— start Text section —

I'm especially interested in what you think of PostgreSQL 8.X (and on which OS), since I'm planning to pick one database to spend a lot of my free time with to really learn the nuances of. I want to pick a good one that I can afford to deploy. But one with hopefully as little grief and limits as I can luck into for some "find the needle in the haystack" type (hobby) research projects I'm planning.
And one thing I was really wondering about is if your queries to the database are in some version of SQL or use some other access language/mechanism? Again, I ask only if this wouldn't affect your competitive position...else please don't answer.
Lastly, what operating system is your database server running upon? I think your webserver is a Microsoft OS (according to netcraft.com), but I'm kind of an OS junkie (and like the BSDs), so I was wondering. BTW, have you checked out Solaris 10's ZFS yet? Sounds very promising to me.
And on the subject of optimization, ever played around with Dtrace? If not, you may find it a very useful tool to see **exactly** where your code -- while running real time in production, but without affecting run time performance -- is using the various resources of the hardware and OS capabilities. I'll bet it would be right up your alley, Markus.
IIRC, Dtrace currently only runs on Solaris 10, but there is an effort underway to port it to FreeBSD. Some of the SUN engineers have some pretty interesting blogs on the new features of Solaris 10 that sound very interesting to me. IIRC, ZFS is supposed to be included in the version of Solaris 10 scheduled to ship in May of this year.
But of all the above, Dtrace sounds like something you might absolutely LOVE. So I wanted to mention it to you in the off chance you had not checked it out yet.
Here are some links you may find interesting:
On Dtrace:
[sun.com...]
Bryan Cantrill's blog at Sun, who is one of the Dtrace developers:
[blogs.sun.com...]
A couple of overview/reviews of some of the new features of Solaris 10 (and I'm not connected in any way to Sun, Solaris, or in any way benefit from any of these links, BTW):
[softwareinreview.com...]
and an old, but still good food for thought review:
[thejemreport.com...]
Again, thanks, Markus, for sharing as you have. I really appreciate it and am very grateful.
Thank you,
Louis
P.S. Again, I hope these questions are OK.
8,000 images per day are not able to be checked programmatically
You know, Google engineers like to automate everything and to solve problems not by hand, but by permanently improving algorithms, etc.
Another example is the Bayesian filtering for spam, the email filters that learn from you more and more every day, simply with a little of your human input marking the few doubtful messages. That's some kind of basic AI (software that learns), and works really wonderfully.

— end Text section —
— start Record extracts —

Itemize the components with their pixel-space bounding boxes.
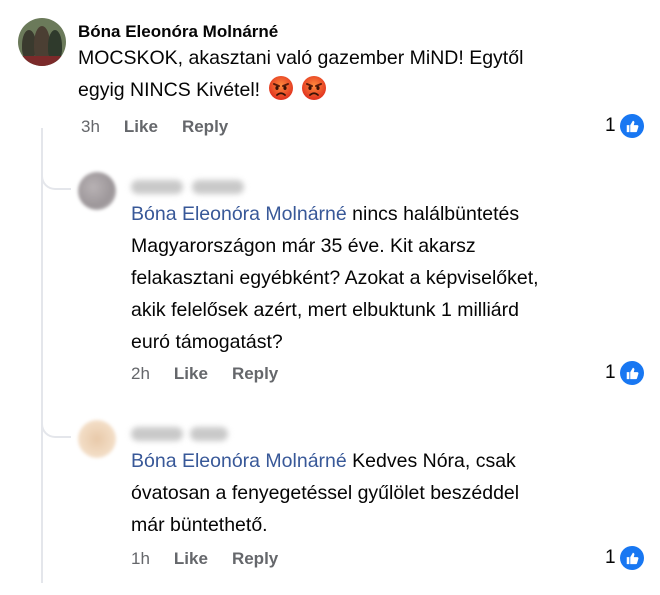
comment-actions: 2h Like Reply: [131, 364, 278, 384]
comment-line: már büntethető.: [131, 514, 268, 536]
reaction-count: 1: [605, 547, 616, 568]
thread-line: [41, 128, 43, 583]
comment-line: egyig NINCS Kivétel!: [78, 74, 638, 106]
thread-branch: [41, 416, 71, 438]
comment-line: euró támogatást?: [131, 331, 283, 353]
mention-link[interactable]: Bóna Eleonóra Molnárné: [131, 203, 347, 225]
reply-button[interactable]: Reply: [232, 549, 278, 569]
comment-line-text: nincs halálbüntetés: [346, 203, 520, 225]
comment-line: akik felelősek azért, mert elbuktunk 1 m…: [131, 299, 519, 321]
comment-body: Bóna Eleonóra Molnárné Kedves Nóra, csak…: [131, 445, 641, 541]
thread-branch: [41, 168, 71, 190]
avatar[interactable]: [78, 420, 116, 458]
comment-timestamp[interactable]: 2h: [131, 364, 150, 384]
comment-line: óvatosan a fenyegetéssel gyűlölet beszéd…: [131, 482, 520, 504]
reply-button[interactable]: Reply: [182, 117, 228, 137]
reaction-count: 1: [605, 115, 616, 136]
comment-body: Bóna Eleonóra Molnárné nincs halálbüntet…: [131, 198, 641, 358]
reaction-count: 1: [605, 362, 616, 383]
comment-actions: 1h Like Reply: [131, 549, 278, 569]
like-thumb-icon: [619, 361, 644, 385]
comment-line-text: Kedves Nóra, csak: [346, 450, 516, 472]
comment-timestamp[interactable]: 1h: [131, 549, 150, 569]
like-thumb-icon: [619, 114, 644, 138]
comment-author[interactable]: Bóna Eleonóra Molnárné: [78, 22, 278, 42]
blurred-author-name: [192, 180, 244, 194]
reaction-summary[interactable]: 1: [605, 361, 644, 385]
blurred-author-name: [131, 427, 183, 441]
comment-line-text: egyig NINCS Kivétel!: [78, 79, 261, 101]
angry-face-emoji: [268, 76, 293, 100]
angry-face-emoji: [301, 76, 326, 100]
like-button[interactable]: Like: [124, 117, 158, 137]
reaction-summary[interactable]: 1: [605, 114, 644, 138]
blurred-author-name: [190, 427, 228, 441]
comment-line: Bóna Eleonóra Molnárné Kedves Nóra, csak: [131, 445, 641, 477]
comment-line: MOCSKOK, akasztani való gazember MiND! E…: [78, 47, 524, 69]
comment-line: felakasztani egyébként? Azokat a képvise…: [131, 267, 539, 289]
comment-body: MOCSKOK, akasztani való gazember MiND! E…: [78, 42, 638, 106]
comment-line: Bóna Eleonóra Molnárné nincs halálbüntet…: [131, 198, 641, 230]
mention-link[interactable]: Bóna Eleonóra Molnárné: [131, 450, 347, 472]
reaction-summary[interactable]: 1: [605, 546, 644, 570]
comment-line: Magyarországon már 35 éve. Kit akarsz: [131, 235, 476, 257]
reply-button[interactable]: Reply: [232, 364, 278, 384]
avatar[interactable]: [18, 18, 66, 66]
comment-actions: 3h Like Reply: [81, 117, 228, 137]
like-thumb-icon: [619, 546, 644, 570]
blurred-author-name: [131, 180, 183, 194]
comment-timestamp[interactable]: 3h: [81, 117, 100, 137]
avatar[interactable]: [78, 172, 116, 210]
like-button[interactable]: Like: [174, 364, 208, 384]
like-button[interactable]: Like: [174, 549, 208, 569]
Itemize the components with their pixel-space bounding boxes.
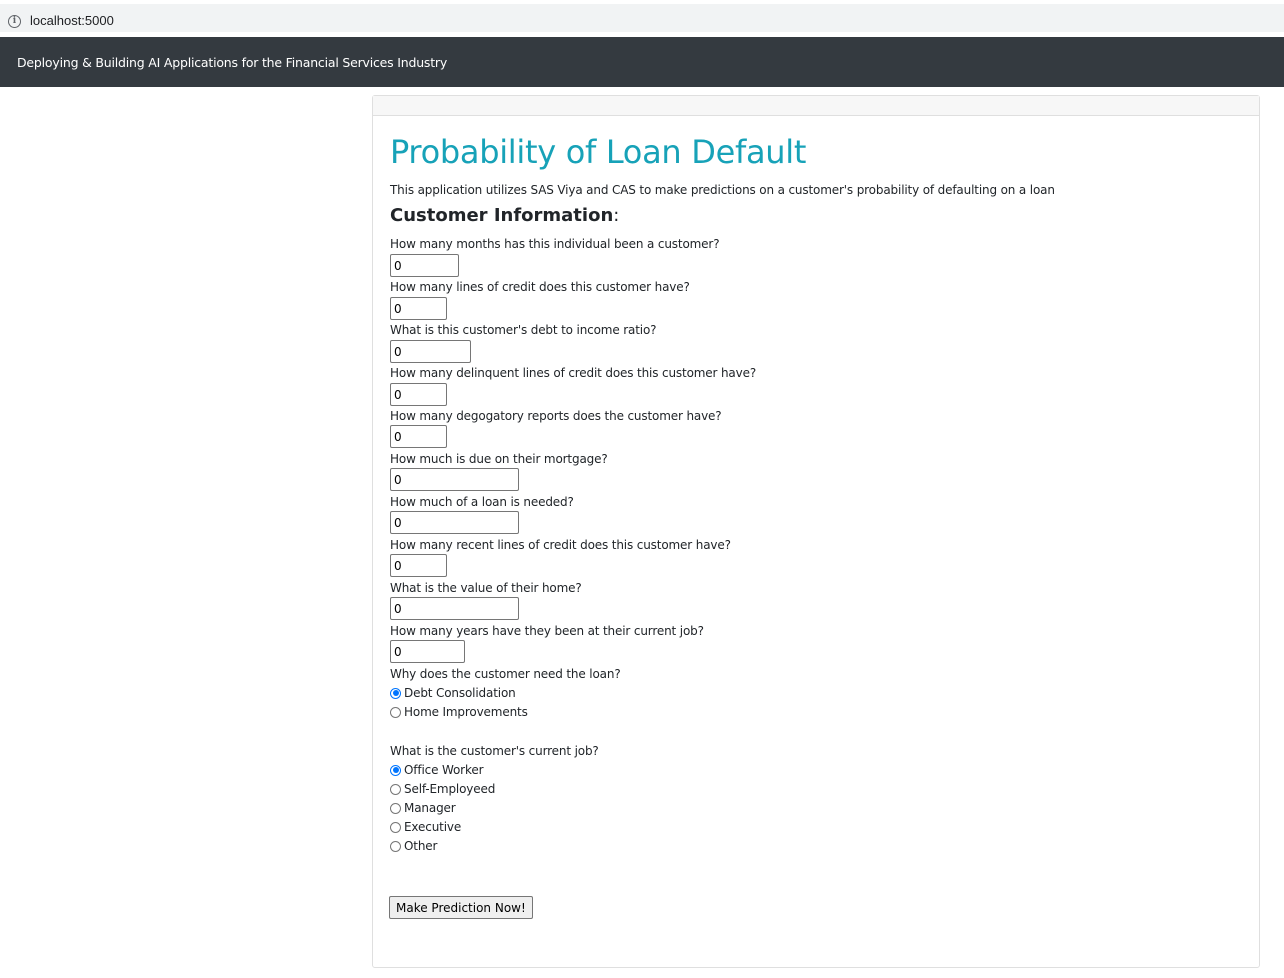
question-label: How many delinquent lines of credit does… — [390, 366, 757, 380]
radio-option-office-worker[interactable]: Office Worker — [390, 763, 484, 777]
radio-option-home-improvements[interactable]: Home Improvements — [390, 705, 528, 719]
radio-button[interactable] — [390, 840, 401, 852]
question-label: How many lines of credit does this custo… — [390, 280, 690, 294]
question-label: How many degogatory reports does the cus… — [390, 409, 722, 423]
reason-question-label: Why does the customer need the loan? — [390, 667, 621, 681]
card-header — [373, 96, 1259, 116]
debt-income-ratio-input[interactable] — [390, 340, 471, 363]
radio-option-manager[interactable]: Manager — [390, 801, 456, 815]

— end Record extracts —

[To be done]
A – Name every website that appears in square brackets in the forum thread.
B – Copy the part of the forum thread starting at "And one thing" and ending at "your alley, Markus.".

[Answer set]
A –
sun.com
blogs.sun.com
softwareinreview.com
thejemreport.com

B –
And one thing I was really wondering about is if your queries to the database are in some version of SQL or use some other access language/mechanism? Again, I ask only if this wouldn't affect your competitive position...else please don't answer.
Lastly, what operating system is your database server running upon? I think your webserver is a Microsoft OS (according to netcraft.com), but I'm kind of an OS junkie (and like the BSDs), so I was wondering. BTW, have you checked out Solaris 10's ZFS yet? Sounds very promising to me.
And on the subject of optimization, ever played around with Dtrace? If not, you may find it a very useful tool to see **exactly** where your code -- while running real time in production, but without affecting run time performance -- is using the various resources of the hardware and OS capabilities. I'll bet it would be right up your alley, Markus.